• Exercise requirements: Copy the data precisely, character for character, and leave out every picture.

___ Input data ___

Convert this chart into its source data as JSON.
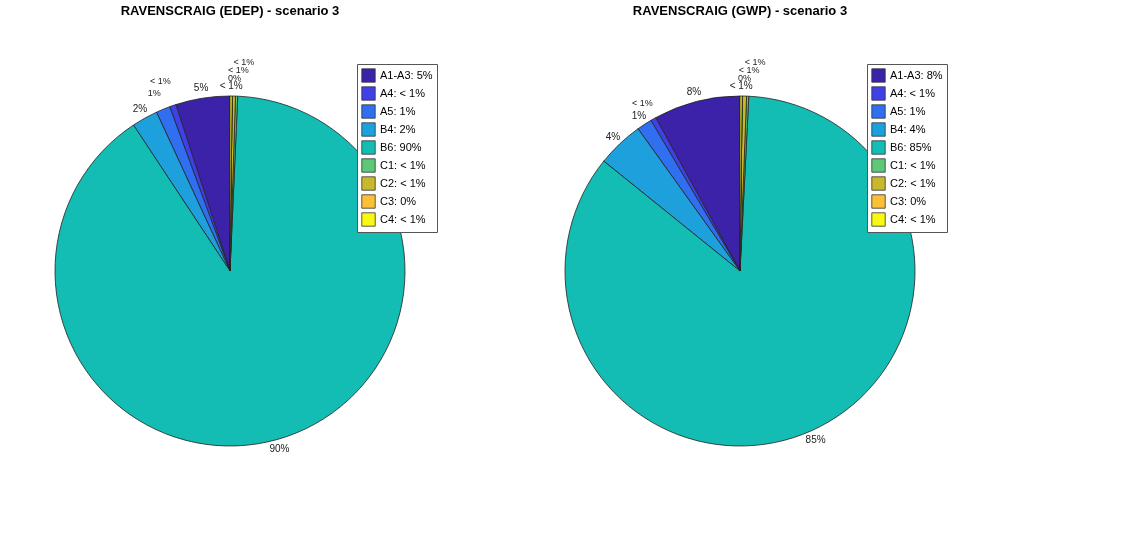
{
  "chart_data": [
    {
      "type": "pie",
      "title": "RAVENSCRAIG (EDEP) - scenario  3",
      "legend": "top right",
      "categories": [
        "A1-A3: 5%",
        "A4: < 1%",
        "A5: 1%",
        "B4: 2%",
        "B6: 90%",
        "C1: < 1%",
        "C2: < 1%",
        "C3: 0%",
        "C4: < 1%"
      ],
      "values": [
        5,
        0.6,
        1.3,
        2.4,
        90,
        0.2,
        0.3,
        0,
        0.2
      ],
      "value_labels": [
        "5%",
        "< 1%",
        "1%",
        "2%",
        "90%",
        "< 1%",
        "< 1%",
        "0%",
        "< 1%"
      ],
      "colors": [
        "#3b22a8",
        "#4040e8",
        "#2f6ff0",
        "#1ea0dc",
        "#14bdb4",
        "#5ec878",
        "#c8b82c",
        "#fcc038",
        "#f8f814"
      ]
    },
    {
      "type": "pie",
      "title": "RAVENSCRAIG (GWP) - scenario  3",
      "legend": "top right",
      "categories": [
        "A1-A3: 8%",
        "A4: < 1%",
        "A5: 1%",
        "B4: 4%",
        "B6: 85%",
        "C1: < 1%",
        "C2: < 1%",
        "C3: 0%",
        "C4: < 1%"
      ],
      "values": [
        8,
        0.5,
        1.4,
        4.3,
        85,
        0.2,
        0.4,
        0,
        0.2
      ],
      "value_labels": [
        "8%",
        "< 1%",
        "1%",
        "4%",
        "85%",
        "< 1%",
        "< 1%",
        "0%",
        "< 1%"
      ],
      "colors": [
        "#3b22a8",
        "#4040e8",
        "#2f6ff0",
        "#1ea0dc",
        "#14bdb4",
        "#5ec878",
        "#c8b82c",
        "#fcc038",
        "#f8f814"
      ]
    }
  ]
}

___

• Response for this exercise:
Convert this chart into its source data as JSON.
{
  "chart_data": [
    {
      "type": "pie",
      "title": "RAVENSCRAIG (EDEP) - scenario  3",
      "legend": "top right",
      "categories": [
        "A1-A3: 5%",
        "A4: < 1%",
        "A5: 1%",
        "B4: 2%",
        "B6: 90%",
        "C1: < 1%",
        "C2: < 1%",
        "C3: 0%",
        "C4: < 1%"
      ],
      "values": [
        5,
        0.6,
        1.3,
        2.4,
        90,
        0.2,
        0.3,
        0,
        0.2
      ],
      "value_labels": [
        "5%",
        "< 1%",
        "1%",
        "2%",
        "90%",
        "< 1%",
        "< 1%",
        "0%",
        "< 1%"
      ],
      "colors": [
        "#3b22a8",
        "#4040e8",
        "#2f6ff0",
        "#1ea0dc",
        "#14bdb4",
        "#5ec878",
        "#c8b82c",
        "#fcc038",
        "#f8f814"
      ]
    },
    {
      "type": "pie",
      "title": "RAVENSCRAIG (GWP) - scenario  3",
      "legend": "top right",
      "categories": [
        "A1-A3: 8%",
        "A4: < 1%",
        "A5: 1%",
        "B4: 4%",
        "B6: 85%",
        "C1: < 1%",
        "C2: < 1%",
        "C3: 0%",
        "C4: < 1%"
      ],
      "values": [
        8,
        0.5,
        1.4,
        4.3,
        85,
        0.2,
        0.4,
        0,
        0.2
      ],
      "value_labels": [
        "8%",
        "< 1%",
        "1%",
        "4%",
        "85%",
        "< 1%",
        "< 1%",
        "0%",
        "< 1%"
      ],
      "colors": [
        "#3b22a8",
        "#4040e8",
        "#2f6ff0",
        "#1ea0dc",
        "#14bdb4",
        "#5ec878",
        "#c8b82c",
        "#fcc038",
        "#f8f814"
      ]
    }
  ]
}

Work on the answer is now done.